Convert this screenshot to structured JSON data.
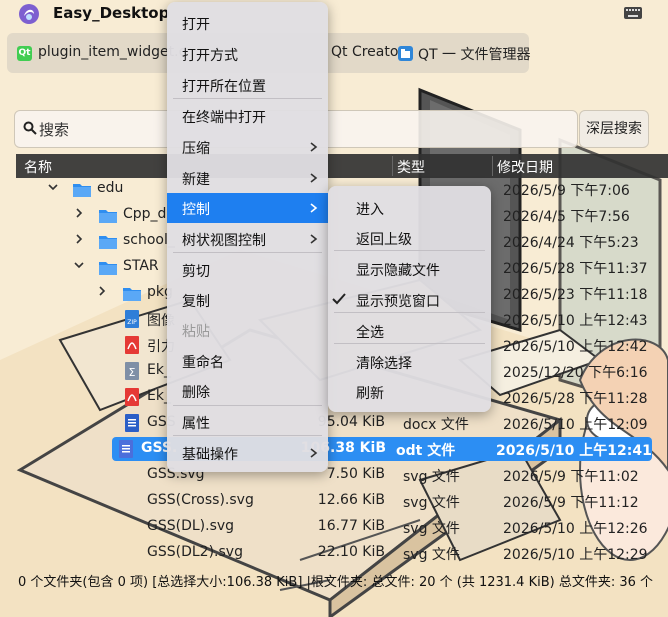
{
  "window": {
    "title": "Easy_Desktop",
    "logo_icon": "app-logo-icon",
    "keyboard_icon": "keyboard-icon"
  },
  "quickbar": {
    "items": [
      {
        "label": "plugin_item_widget.c",
        "icon": "qt-icon"
      },
      {
        "label": "Qt Creator",
        "icon": "qt-icon"
      },
      {
        "label": "QT 一 文件管理器",
        "icon": "file-manager-icon"
      }
    ]
  },
  "search": {
    "placeholder": "搜索",
    "deep_search_label": "深层搜索"
  },
  "columns": {
    "name": "名称",
    "type": "类型",
    "modified": "修改日期"
  },
  "rows": [
    {
      "name": "edu",
      "size": "",
      "type": "",
      "date": "2026/5/9 下午7:06",
      "icon": "folder-icon",
      "expanded": true
    },
    {
      "name": "Cpp_d",
      "size": "",
      "type": "",
      "date": "2026/4/5 下午7:56",
      "icon": "folder-icon",
      "expanded": false
    },
    {
      "name": "school_",
      "size": "",
      "type": "",
      "date": "2026/4/24 下午5:23",
      "icon": "folder-icon",
      "expanded": false
    },
    {
      "name": "STAR",
      "size": "",
      "type": "",
      "date": "2026/5/28 下午11:37",
      "icon": "folder-icon",
      "expanded": true
    },
    {
      "name": "pkg",
      "size": "",
      "type": "",
      "date": "2026/5/23 下午11:18",
      "icon": "folder-icon",
      "expanded": false
    },
    {
      "name": "图像",
      "size": "",
      "type": "",
      "date": "2026/5/10 上午12:43",
      "icon": "zip-icon"
    },
    {
      "name": "引力",
      "size": "",
      "type": "",
      "date": "2026/5/10 上午12:42",
      "icon": "pdf-icon"
    },
    {
      "name": "Ek_",
      "size": "",
      "type": "",
      "date": "2025/12/20 下午6:16",
      "icon": "sigma-icon"
    },
    {
      "name": "Ek_",
      "size": "",
      "type": "",
      "date": "2026/5/28 下午11:28",
      "icon": "pdf-icon"
    },
    {
      "name": "GSS",
      "size": "95.04 KiB",
      "type": "docx 文件",
      "date": "2026/5/10 上午12:09",
      "icon": "docx-icon"
    },
    {
      "name": "GSS.",
      "size": "106.38 KiB",
      "type": "odt 文件",
      "date": "2026/5/10 上午12:41",
      "icon": "odt-icon",
      "selected": true
    },
    {
      "name": "GSS.svg",
      "size": "7.50 KiB",
      "type": "svg 文件",
      "date": "2026/5/9 下午11:02",
      "icon": "svg-icon"
    },
    {
      "name": "GSS(Cross).svg",
      "size": "12.66 KiB",
      "type": "svg 文件",
      "date": "2026/5/9 下午11:12",
      "icon": "svg-icon"
    },
    {
      "name": "GSS(DL).svg",
      "size": "16.77 KiB",
      "type": "svg 文件",
      "date": "2026/5/10 上午12:26",
      "icon": "svg-icon"
    },
    {
      "name": "GSS(DL2).svg",
      "size": "22.10 KiB",
      "type": "svg 文件",
      "date": "2026/5/10 上午12:29",
      "icon": "svg-icon"
    }
  ],
  "status": "0 个文件夹(包含 0 项) [总选择大小:106.38 KiB] |根文件夹: 总文件: 20 个 (共 1231.4 KiB)  总文件夹: 36 个",
  "context_menu": {
    "items": [
      {
        "label": "打开"
      },
      {
        "label": "打开方式"
      },
      {
        "label": "打开所在位置"
      },
      {
        "label": "在终端中打开"
      },
      {
        "label": "压缩",
        "submenu": true
      },
      {
        "label": "新建",
        "submenu": true
      },
      {
        "label": "控制",
        "submenu": true,
        "highlighted": true
      },
      {
        "label": "树状视图控制",
        "submenu": true
      },
      {
        "label": "剪切"
      },
      {
        "label": "复制"
      },
      {
        "label": "粘贴",
        "disabled": true
      },
      {
        "label": "重命名"
      },
      {
        "label": "删除"
      },
      {
        "label": "属性"
      },
      {
        "label": "基础操作",
        "submenu": true
      }
    ]
  },
  "control_submenu": {
    "items": [
      {
        "label": "进入"
      },
      {
        "label": "返回上级"
      },
      {
        "label": "显示隐藏文件"
      },
      {
        "label": "显示预览窗口",
        "checked": true
      },
      {
        "label": "全选"
      },
      {
        "label": "清除选择"
      },
      {
        "label": "刷新"
      }
    ]
  },
  "colors": {
    "accent": "#1e7ff0",
    "selection": "#2c8ef3",
    "header_bg": "#323232"
  }
}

→ **The problem**
Omit pictures; set down the rest of the material word for word.

→ **Solution to the problem**
Convert this screenshot to structured JSON data.
{
  "window": {
    "title": "Easy_Desktop",
    "logo_icon": "app-logo-icon",
    "keyboard_icon": "keyboard-icon"
  },
  "quickbar": {
    "items": [
      {
        "label": "plugin_item_widget.c",
        "icon": "qt-icon"
      },
      {
        "label": "Qt Creator",
        "icon": "qt-icon"
      },
      {
        "label": "QT 一 文件管理器",
        "icon": "file-manager-icon"
      }
    ]
  },
  "search": {
    "placeholder": "搜索",
    "deep_search_label": "深层搜索"
  },
  "columns": {
    "name": "名称",
    "type": "类型",
    "modified": "修改日期"
  },
  "rows": [
    {
      "name": "edu",
      "size": "",
      "type": "",
      "date": "2026/5/9 下午7:06",
      "icon": "folder-icon",
      "expanded": true
    },
    {
      "name": "Cpp_d",
      "size": "",
      "type": "",
      "date": "2026/4/5 下午7:56",
      "icon": "folder-icon",
      "expanded": false
    },
    {
      "name": "school_",
      "size": "",
      "type": "",
      "date": "2026/4/24 下午5:23",
      "icon": "folder-icon",
      "expanded": false
    },
    {
      "name": "STAR",
      "size": "",
      "type": "",
      "date": "2026/5/28 下午11:37",
      "icon": "folder-icon",
      "expanded": true
    },
    {
      "name": "pkg",
      "size": "",
      "type": "",
      "date": "2026/5/23 下午11:18",
      "icon": "folder-icon",
      "expanded": false
    },
    {
      "name": "图像",
      "size": "",
      "type": "",
      "date": "2026/5/10 上午12:43",
      "icon": "zip-icon"
    },
    {
      "name": "引力",
      "size": "",
      "type": "",
      "date": "2026/5/10 上午12:42",
      "icon": "pdf-icon"
    },
    {
      "name": "Ek_",
      "size": "",
      "type": "",
      "date": "2025/12/20 下午6:16",
      "icon": "sigma-icon"
    },
    {
      "name": "Ek_",
      "size": "",
      "type": "",
      "date": "2026/5/28 下午11:28",
      "icon": "pdf-icon"
    },
    {
      "name": "GSS",
      "size": "95.04 KiB",
      "type": "docx 文件",
      "date": "2026/5/10 上午12:09",
      "icon": "docx-icon"
    },
    {
      "name": "GSS.",
      "size": "106.38 KiB",
      "type": "odt 文件",
      "date": "2026/5/10 上午12:41",
      "icon": "odt-icon",
      "selected": true
    },
    {
      "name": "GSS.svg",
      "size": "7.50 KiB",
      "type": "svg 文件",
      "date": "2026/5/9 下午11:02",
      "icon": "svg-icon"
    },
    {
      "name": "GSS(Cross).svg",
      "size": "12.66 KiB",
      "type": "svg 文件",
      "date": "2026/5/9 下午11:12",
      "icon": "svg-icon"
    },
    {
      "name": "GSS(DL).svg",
      "size": "16.77 KiB",
      "type": "svg 文件",
      "date": "2026/5/10 上午12:26",
      "icon": "svg-icon"
    },
    {
      "name": "GSS(DL2).svg",
      "size": "22.10 KiB",
      "type": "svg 文件",
      "date": "2026/5/10 上午12:29",
      "icon": "svg-icon"
    }
  ],
  "status": "0 个文件夹(包含 0 项) [总选择大小:106.38 KiB] |根文件夹: 总文件: 20 个 (共 1231.4 KiB)  总文件夹: 36 个",
  "context_menu": {
    "items": [
      {
        "label": "打开"
      },
      {
        "label": "打开方式"
      },
      {
        "label": "打开所在位置"
      },
      {
        "label": "在终端中打开"
      },
      {
        "label": "压缩",
        "submenu": true
      },
      {
        "label": "新建",
        "submenu": true
      },
      {
        "label": "控制",
        "submenu": true,
        "highlighted": true
      },
      {
        "label": "树状视图控制",
        "submenu": true
      },
      {
        "label": "剪切"
      },
      {
        "label": "复制"
      },
      {
        "label": "粘贴",
        "disabled": true
      },
      {
        "label": "重命名"
      },
      {
        "label": "删除"
      },
      {
        "label": "属性"
      },
      {
        "label": "基础操作",
        "submenu": true
      }
    ]
  },
  "control_submenu": {
    "items": [
      {
        "label": "进入"
      },
      {
        "label": "返回上级"
      },
      {
        "label": "显示隐藏文件"
      },
      {
        "label": "显示预览窗口",
        "checked": true
      },
      {
        "label": "全选"
      },
      {
        "label": "清除选择"
      },
      {
        "label": "刷新"
      }
    ]
  },
  "colors": {
    "accent": "#1e7ff0",
    "selection": "#2c8ef3",
    "header_bg": "#323232"
  }
}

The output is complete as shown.